• **Directive**
Rewrite all of the material below, putting "Lagrange multiplier" wherever "Dual variable" appears and changing nothing else. Leave the pictures out of your version.

• **Exercise data**
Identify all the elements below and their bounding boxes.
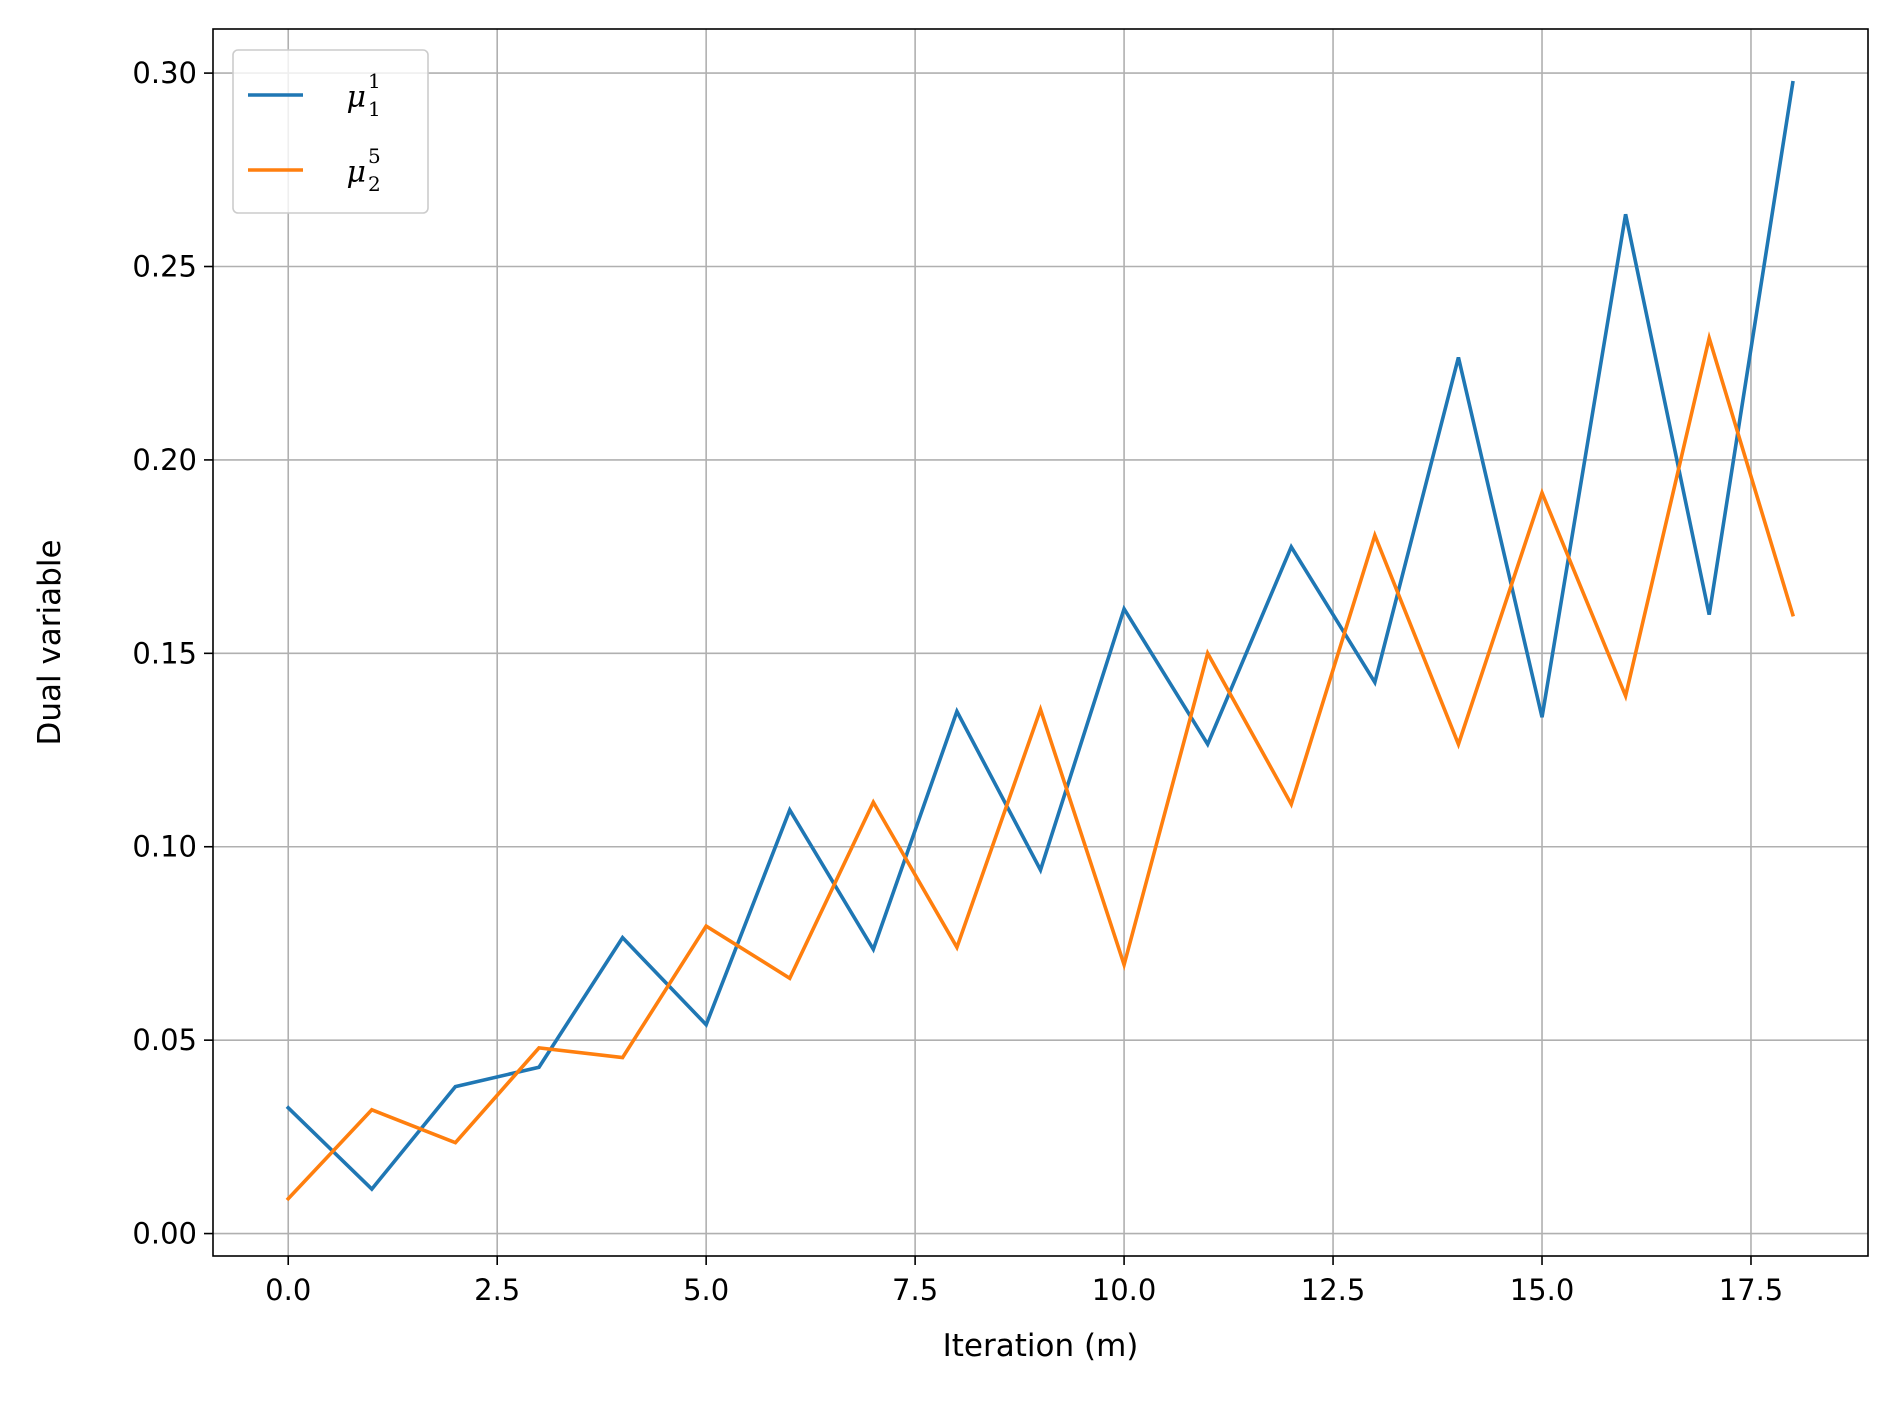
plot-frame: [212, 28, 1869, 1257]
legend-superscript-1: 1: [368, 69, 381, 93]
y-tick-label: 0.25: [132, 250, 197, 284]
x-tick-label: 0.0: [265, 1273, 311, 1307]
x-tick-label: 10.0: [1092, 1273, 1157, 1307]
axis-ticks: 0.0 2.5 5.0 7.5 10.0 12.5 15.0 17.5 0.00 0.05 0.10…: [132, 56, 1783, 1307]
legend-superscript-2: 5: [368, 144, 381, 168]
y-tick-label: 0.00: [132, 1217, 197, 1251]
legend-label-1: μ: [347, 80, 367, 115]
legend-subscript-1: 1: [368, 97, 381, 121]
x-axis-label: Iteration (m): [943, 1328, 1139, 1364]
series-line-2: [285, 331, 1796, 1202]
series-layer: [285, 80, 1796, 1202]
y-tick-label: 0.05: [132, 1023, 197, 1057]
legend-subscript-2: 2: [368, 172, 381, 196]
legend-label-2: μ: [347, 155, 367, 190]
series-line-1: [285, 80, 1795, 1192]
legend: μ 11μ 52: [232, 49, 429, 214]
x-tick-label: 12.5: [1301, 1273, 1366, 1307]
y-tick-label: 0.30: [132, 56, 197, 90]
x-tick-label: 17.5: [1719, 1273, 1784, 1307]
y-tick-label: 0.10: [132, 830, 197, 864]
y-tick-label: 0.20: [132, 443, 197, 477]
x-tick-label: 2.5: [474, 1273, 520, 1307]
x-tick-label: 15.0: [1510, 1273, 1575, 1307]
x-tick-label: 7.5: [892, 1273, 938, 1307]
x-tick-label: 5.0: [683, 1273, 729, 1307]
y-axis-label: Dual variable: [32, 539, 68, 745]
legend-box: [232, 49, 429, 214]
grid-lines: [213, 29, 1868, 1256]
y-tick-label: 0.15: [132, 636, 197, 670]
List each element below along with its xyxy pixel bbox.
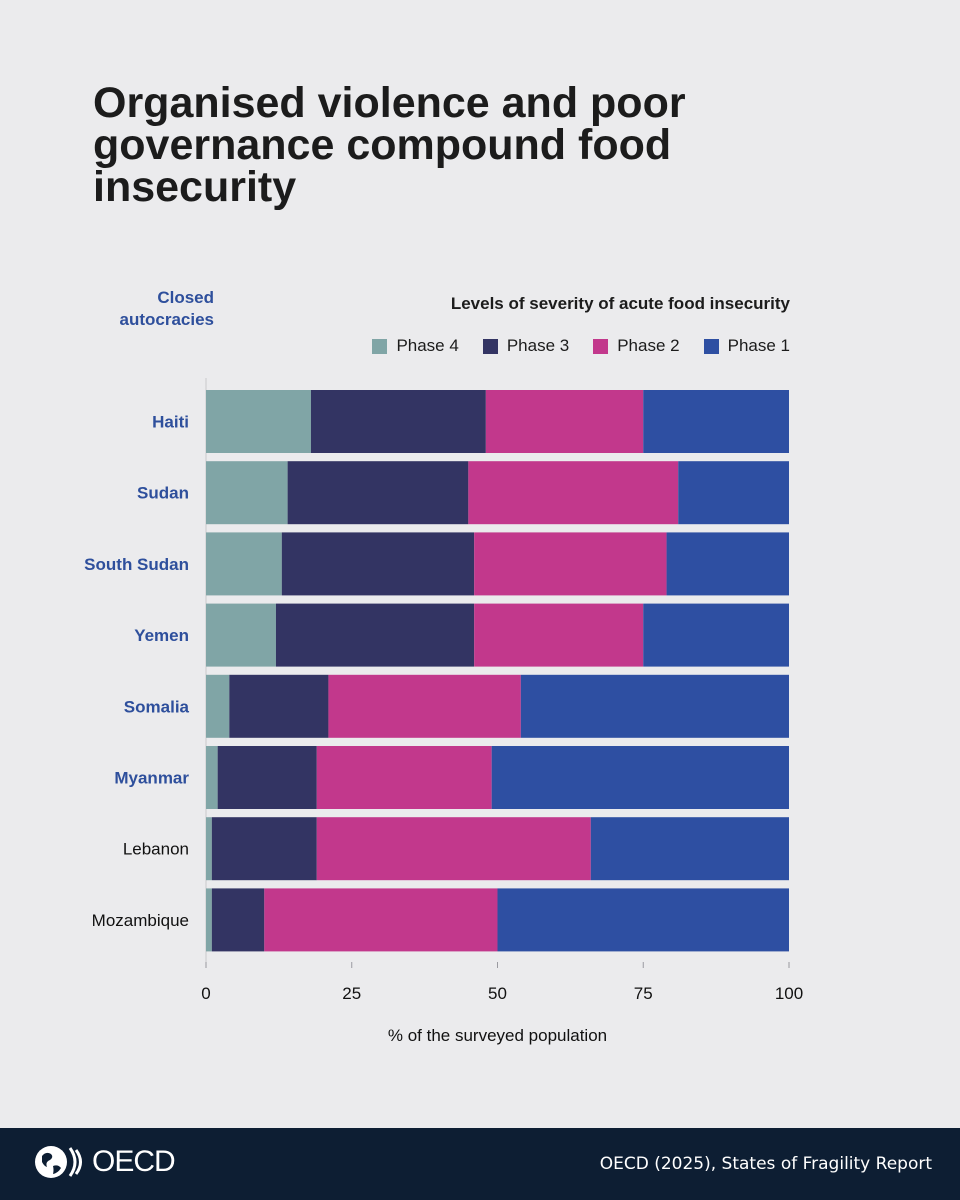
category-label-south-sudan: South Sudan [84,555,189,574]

• **Exercise response**
Identify all the elements below and their bounding boxes.
plot-frame: [212, 28, 1869, 1257]
legend-superscript-1: 1: [368, 69, 381, 93]
y-tick-label: 0.25: [132, 250, 197, 284]
x-tick-label: 0.0: [265, 1273, 311, 1307]
x-tick-label: 10.0: [1092, 1273, 1157, 1307]
axis-ticks: 0.0 2.5 5.0 7.5 10.0 12.5 15.0 17.5 0.00 0.05 0.10…: [132, 56, 1783, 1307]
legend-superscript-2: 5: [368, 144, 381, 168]
y-tick-label: 0.00: [132, 1217, 197, 1251]
legend-label-1: μ: [347, 80, 367, 115]
legend-subscript-1: 1: [368, 97, 381, 121]
x-axis-label: Iteration (m): [943, 1328, 1139, 1364]
series-line-2: [285, 331, 1796, 1202]
series-layer: [285, 80, 1796, 1202]
y-tick-label: 0.05: [132, 1023, 197, 1057]
legend-subscript-2: 2: [368, 172, 381, 196]
legend-label-2: μ: [347, 155, 367, 190]
series-line-1: [285, 80, 1795, 1192]
legend: μ 11μ 52: [232, 49, 429, 214]
x-tick-label: 12.5: [1301, 1273, 1366, 1307]
y-tick-label: 0.30: [132, 56, 197, 90]
x-tick-label: 17.5: [1719, 1273, 1784, 1307]
y-tick-label: 0.10: [132, 830, 197, 864]
y-tick-label: 0.20: [132, 443, 197, 477]
x-tick-label: 2.5: [474, 1273, 520, 1307]
x-tick-label: 15.0: [1510, 1273, 1575, 1307]
x-tick-label: 7.5: [892, 1273, 938, 1307]
x-tick-label: 5.0: [683, 1273, 729, 1307]
y-axis-label: Lagrange multiplier: [32, 539, 68, 745]
legend-box: [232, 49, 429, 214]
grid-lines: [213, 29, 1868, 1256]
y-tick-label: 0.15: [132, 636, 197, 670]
List each element below along with its xyxy pixel bbox.
category-label-south-sudan: South Sudan [84,555,189,574]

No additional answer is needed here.